### WHAT THE TASK ASKS
Lines that hold the string "valtuuston" are to be counted; give only their number.

### DATASET RECORDS
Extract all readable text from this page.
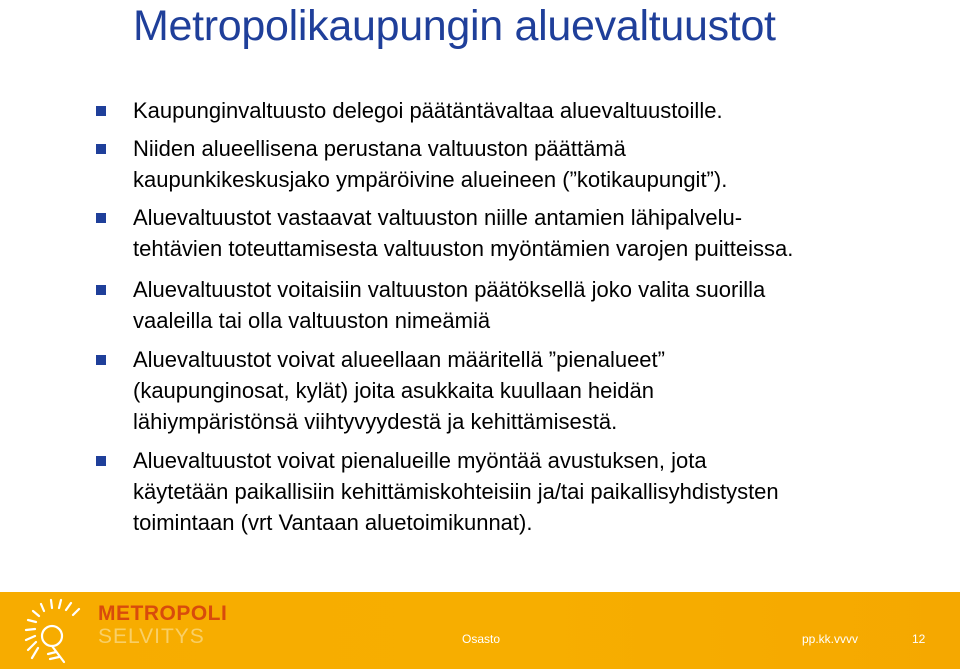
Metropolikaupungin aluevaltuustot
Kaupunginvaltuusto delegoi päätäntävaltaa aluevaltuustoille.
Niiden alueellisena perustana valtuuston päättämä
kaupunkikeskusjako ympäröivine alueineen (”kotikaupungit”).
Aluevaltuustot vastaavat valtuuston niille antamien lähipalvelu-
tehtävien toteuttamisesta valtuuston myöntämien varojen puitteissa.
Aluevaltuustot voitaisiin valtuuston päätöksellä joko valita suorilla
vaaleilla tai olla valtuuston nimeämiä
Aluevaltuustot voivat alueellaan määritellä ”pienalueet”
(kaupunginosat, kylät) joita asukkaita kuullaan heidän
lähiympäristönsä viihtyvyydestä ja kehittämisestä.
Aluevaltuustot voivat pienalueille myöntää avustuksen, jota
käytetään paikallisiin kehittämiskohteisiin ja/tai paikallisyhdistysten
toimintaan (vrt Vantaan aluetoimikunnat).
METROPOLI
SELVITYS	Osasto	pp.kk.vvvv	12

### RESPONSE
5